• **WHAT YOU WILL DO**
Locate the word "panel" in the entries below, then gather every line that holds it.

#### EXTRACTED RECORDS

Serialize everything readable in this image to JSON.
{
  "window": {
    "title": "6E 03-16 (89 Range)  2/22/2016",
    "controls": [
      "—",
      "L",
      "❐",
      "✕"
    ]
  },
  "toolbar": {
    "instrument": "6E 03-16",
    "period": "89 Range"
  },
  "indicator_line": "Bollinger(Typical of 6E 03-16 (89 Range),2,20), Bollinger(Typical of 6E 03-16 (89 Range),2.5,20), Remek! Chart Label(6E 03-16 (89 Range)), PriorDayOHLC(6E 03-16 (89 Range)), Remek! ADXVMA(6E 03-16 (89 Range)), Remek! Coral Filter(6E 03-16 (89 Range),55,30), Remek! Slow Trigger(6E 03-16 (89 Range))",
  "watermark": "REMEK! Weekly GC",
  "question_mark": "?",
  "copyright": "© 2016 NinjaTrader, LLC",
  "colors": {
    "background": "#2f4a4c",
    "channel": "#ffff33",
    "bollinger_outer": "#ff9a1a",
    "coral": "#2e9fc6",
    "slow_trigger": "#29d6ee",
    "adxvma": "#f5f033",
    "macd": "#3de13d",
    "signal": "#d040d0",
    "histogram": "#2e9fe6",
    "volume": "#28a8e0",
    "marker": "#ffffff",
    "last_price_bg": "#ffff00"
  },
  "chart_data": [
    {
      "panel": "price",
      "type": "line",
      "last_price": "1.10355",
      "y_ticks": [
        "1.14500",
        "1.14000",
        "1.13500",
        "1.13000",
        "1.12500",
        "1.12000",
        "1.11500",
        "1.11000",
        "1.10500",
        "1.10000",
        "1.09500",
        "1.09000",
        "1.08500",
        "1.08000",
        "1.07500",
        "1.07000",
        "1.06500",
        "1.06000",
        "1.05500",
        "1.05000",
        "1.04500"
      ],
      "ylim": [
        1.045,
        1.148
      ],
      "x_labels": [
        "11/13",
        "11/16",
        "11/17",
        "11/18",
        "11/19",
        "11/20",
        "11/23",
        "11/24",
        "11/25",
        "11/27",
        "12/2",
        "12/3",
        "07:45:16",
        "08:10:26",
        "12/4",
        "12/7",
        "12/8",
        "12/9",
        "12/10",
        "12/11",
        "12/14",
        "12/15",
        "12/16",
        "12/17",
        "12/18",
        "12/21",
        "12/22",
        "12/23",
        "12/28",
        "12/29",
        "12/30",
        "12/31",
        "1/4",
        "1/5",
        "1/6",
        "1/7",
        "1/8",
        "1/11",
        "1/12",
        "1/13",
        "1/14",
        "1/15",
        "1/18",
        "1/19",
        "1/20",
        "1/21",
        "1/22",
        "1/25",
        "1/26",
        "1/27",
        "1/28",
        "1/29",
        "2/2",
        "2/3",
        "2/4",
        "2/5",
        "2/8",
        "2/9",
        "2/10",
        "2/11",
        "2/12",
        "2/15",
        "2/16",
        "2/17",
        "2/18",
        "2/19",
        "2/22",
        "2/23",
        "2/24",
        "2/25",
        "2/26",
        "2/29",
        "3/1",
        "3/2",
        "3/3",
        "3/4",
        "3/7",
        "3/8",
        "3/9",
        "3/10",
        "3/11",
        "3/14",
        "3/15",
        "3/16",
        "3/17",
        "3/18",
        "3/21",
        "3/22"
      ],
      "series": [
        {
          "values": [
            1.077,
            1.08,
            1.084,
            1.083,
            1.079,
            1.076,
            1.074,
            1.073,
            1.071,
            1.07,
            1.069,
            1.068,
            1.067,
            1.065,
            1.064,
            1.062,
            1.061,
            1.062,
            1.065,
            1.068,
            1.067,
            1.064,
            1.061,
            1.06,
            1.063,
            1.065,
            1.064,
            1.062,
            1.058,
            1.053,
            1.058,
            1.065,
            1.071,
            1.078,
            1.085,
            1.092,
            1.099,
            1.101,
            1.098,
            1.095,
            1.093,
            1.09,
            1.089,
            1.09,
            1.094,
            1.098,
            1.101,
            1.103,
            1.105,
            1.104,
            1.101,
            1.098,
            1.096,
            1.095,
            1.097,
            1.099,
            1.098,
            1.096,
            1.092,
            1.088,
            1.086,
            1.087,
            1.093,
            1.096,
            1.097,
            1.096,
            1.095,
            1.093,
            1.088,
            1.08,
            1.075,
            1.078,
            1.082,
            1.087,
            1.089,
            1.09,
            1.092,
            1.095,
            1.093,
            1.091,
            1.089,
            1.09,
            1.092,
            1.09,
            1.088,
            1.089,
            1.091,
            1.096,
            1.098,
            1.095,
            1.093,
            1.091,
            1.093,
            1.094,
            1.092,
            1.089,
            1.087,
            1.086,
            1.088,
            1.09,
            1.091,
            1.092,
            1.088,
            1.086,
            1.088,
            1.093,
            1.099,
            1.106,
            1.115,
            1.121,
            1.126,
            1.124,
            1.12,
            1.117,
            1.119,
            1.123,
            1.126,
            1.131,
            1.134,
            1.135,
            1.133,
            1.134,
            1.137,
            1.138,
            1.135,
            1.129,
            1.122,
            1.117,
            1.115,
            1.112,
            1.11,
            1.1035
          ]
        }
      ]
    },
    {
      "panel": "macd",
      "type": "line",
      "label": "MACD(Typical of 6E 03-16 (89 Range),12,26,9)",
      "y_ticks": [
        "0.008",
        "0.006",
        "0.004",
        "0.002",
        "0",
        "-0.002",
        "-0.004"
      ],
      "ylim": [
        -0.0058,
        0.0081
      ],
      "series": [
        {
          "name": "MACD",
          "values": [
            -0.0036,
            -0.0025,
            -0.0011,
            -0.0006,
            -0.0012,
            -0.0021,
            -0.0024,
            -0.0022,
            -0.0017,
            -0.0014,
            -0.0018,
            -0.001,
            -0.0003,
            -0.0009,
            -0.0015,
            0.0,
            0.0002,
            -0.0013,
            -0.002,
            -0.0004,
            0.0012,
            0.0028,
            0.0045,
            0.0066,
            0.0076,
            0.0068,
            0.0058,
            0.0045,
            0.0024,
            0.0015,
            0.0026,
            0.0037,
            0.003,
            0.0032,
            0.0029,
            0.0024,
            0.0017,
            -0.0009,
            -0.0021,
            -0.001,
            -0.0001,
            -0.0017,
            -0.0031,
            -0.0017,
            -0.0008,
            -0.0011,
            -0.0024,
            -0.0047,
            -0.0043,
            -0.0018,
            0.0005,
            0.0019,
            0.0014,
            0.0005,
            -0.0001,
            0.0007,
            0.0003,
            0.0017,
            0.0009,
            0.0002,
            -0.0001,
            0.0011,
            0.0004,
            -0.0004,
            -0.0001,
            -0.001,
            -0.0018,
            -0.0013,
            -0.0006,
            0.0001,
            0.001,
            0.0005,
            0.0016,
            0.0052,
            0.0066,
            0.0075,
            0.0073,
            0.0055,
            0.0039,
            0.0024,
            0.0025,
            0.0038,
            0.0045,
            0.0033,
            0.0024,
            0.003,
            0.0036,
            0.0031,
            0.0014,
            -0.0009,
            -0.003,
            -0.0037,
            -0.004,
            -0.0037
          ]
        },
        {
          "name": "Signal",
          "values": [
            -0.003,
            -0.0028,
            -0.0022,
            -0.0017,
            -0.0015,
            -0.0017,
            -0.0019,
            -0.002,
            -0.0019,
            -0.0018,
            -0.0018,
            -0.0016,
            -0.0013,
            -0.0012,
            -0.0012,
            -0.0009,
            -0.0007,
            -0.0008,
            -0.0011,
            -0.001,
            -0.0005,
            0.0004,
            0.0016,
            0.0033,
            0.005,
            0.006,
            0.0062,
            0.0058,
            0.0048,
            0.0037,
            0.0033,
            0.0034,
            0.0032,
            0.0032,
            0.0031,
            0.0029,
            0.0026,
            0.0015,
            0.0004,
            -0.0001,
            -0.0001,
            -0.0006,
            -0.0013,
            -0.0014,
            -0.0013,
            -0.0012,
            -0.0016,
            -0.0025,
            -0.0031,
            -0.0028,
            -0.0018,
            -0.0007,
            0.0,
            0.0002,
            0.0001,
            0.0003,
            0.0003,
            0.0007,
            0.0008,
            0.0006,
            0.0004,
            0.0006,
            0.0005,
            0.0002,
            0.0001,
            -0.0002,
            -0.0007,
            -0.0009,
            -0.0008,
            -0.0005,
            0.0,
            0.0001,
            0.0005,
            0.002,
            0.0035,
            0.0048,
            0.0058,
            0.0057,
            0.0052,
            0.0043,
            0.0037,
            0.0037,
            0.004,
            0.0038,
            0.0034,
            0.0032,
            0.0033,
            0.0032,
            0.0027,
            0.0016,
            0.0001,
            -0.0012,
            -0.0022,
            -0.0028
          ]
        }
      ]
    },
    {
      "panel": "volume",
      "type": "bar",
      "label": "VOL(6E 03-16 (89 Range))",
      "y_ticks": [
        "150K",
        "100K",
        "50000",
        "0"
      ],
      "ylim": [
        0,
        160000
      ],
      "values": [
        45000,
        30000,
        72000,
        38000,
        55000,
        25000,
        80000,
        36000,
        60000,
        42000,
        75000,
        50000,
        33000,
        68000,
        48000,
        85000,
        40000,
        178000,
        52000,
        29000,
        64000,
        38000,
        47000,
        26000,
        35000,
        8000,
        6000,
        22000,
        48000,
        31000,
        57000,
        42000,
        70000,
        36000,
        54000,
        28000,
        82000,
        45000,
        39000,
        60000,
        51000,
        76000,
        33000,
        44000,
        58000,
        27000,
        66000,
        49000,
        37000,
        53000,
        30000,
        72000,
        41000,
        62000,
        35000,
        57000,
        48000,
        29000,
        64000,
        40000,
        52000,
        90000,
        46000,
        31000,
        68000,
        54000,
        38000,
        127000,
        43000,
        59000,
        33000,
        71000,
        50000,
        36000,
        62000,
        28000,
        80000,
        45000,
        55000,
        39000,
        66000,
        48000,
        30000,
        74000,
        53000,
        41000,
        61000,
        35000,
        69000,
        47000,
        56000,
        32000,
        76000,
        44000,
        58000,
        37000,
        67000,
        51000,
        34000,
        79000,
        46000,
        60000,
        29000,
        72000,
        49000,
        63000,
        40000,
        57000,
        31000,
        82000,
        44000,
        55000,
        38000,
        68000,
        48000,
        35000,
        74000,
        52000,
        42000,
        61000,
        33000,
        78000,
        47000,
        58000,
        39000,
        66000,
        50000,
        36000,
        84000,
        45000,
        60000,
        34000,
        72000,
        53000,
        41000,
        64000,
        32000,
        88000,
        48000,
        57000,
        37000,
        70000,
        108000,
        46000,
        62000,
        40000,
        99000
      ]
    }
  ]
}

########

• **RESPONSE TO THIS TASK**
      "panel": "price",
      "panel": "macd",
      "panel": "volume",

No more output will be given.